::: Stored rows
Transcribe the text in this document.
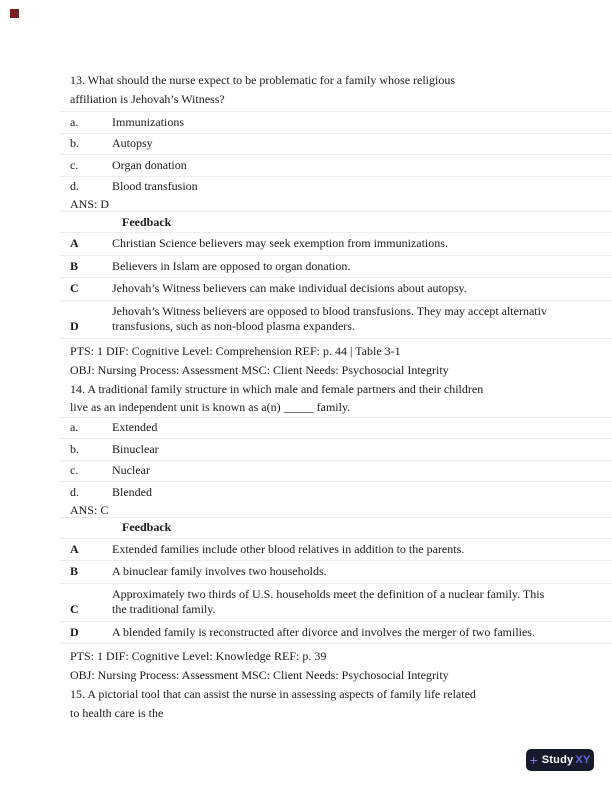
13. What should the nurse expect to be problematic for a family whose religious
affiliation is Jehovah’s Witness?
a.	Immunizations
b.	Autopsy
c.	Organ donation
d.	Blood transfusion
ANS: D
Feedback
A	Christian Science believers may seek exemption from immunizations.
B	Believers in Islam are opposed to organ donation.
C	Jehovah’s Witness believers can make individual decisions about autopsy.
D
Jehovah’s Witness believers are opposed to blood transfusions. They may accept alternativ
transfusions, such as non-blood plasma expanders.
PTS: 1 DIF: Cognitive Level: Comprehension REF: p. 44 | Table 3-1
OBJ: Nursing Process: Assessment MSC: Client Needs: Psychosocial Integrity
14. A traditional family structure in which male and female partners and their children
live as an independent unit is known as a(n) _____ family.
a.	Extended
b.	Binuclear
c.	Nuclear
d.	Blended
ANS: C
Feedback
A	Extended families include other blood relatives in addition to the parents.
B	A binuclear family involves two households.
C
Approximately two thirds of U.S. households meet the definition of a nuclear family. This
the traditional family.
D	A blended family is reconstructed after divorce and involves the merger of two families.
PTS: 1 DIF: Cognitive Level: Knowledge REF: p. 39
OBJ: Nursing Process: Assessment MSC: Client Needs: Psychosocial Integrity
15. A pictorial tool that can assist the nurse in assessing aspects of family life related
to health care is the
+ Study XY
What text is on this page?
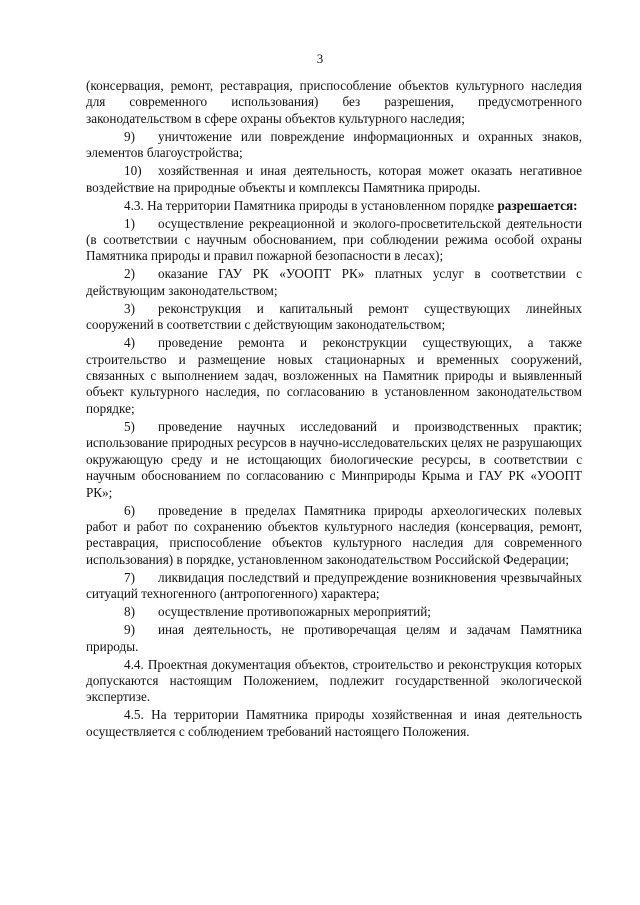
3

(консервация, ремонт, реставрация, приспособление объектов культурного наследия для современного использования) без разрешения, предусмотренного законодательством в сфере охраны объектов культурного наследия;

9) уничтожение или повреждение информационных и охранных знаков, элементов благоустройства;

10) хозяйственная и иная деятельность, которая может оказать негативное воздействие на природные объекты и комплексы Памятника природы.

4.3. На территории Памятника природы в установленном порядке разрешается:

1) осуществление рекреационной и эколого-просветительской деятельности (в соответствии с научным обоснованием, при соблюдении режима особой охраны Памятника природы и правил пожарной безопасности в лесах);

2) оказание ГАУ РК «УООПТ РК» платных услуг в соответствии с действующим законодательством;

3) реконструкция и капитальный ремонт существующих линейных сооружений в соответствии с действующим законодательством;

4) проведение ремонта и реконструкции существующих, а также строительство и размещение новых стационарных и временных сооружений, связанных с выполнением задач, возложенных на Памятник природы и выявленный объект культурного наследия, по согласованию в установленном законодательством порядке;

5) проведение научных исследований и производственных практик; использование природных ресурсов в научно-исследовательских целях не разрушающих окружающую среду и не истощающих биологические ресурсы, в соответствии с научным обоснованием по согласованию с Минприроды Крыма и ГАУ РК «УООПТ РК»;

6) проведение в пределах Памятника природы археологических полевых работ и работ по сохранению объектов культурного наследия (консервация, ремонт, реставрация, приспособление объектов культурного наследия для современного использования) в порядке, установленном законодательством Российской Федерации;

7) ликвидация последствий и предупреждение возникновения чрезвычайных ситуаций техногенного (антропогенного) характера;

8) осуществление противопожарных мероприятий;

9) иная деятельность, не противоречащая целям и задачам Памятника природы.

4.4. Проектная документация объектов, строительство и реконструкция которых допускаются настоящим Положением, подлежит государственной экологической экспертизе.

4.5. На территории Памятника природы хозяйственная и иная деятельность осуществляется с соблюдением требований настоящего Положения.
::::::
→ Exercise details
Quote all the lines above exactly as given. Do not include the pictures.

→ Completed exercise
Transcribe the text in this document.
13. What should the nurse expect to be problematic for a family whose religious
affiliation is Jehovah’s Witness?
a.	Immunizations
b.	Autopsy
c.	Organ donation
d.	Blood transfusion
ANS: D
Feedback
A	Christian Science believers may seek exemption from immunizations.
B	Believers in Islam are opposed to organ donation.
C	Jehovah’s Witness believers can make individual decisions about autopsy.
D
Jehovah’s Witness believers are opposed to blood transfusions. They may accept alternativ
transfusions, such as non-blood plasma expanders.
PTS: 1 DIF: Cognitive Level: Comprehension REF: p. 44 | Table 3-1
OBJ: Nursing Process: Assessment MSC: Client Needs: Psychosocial Integrity
14. A traditional family structure in which male and female partners and their children
live as an independent unit is known as a(n) _____ family.
a.	Extended
b.	Binuclear
c.	Nuclear
d.	Blended
ANS: C
Feedback
A	Extended families include other blood relatives in addition to the parents.
B	A binuclear family involves two households.
C
Approximately two thirds of U.S. households meet the definition of a nuclear family. This
the traditional family.
D	A blended family is reconstructed after divorce and involves the merger of two families.
PTS: 1 DIF: Cognitive Level: Knowledge REF: p. 39
OBJ: Nursing Process: Assessment MSC: Client Needs: Psychosocial Integrity
15. A pictorial tool that can assist the nurse in assessing aspects of family life related
to health care is the
+ Study XY
What text is on this page?
3

(консервация, ремонт, реставрация, приспособление объектов культурного наследия для современного использования) без разрешения, предусмотренного законодательством в сфере охраны объектов культурного наследия;

9) уничтожение или повреждение информационных и охранных знаков, элементов благоустройства;

10) хозяйственная и иная деятельность, которая может оказать негативное воздействие на природные объекты и комплексы Памятника природы.

4.3. На территории Памятника природы в установленном порядке разрешается:

1) осуществление рекреационной и эколого-просветительской деятельности (в соответствии с научным обоснованием, при соблюдении режима особой охраны Памятника природы и правил пожарной безопасности в лесах);

2) оказание ГАУ РК «УООПТ РК» платных услуг в соответствии с действующим законодательством;

3) реконструкция и капитальный ремонт существующих линейных сооружений в соответствии с действующим законодательством;

4) проведение ремонта и реконструкции существующих, а также строительство и размещение новых стационарных и временных сооружений, связанных с выполнением задач, возложенных на Памятник природы и выявленный объект культурного наследия, по согласованию в установленном законодательством порядке;

5) проведение научных исследований и производственных практик; использование природных ресурсов в научно-исследовательских целях не разрушающих окружающую среду и не истощающих биологические ресурсы, в соответствии с научным обоснованием по согласованию с Минприроды Крыма и ГАУ РК «УООПТ РК»;

6) проведение в пределах Памятника природы археологических полевых работ и работ по сохранению объектов культурного наследия (консервация, ремонт, реставрация, приспособление объектов культурного наследия для современного использования) в порядке, установленном законодательством Российской Федерации;

7) ликвидация последствий и предупреждение возникновения чрезвычайных ситуаций техногенного (антропогенного) характера;

8) осуществление противопожарных мероприятий;

9) иная деятельность, не противоречащая целям и задачам Памятника природы.

4.4. Проектная документация объектов, строительство и реконструкция которых допускаются настоящим Положением, подлежит государственной экологической экспертизе.

4.5. На территории Памятника природы хозяйственная и иная деятельность осуществляется с соблюдением требований настоящего Положения.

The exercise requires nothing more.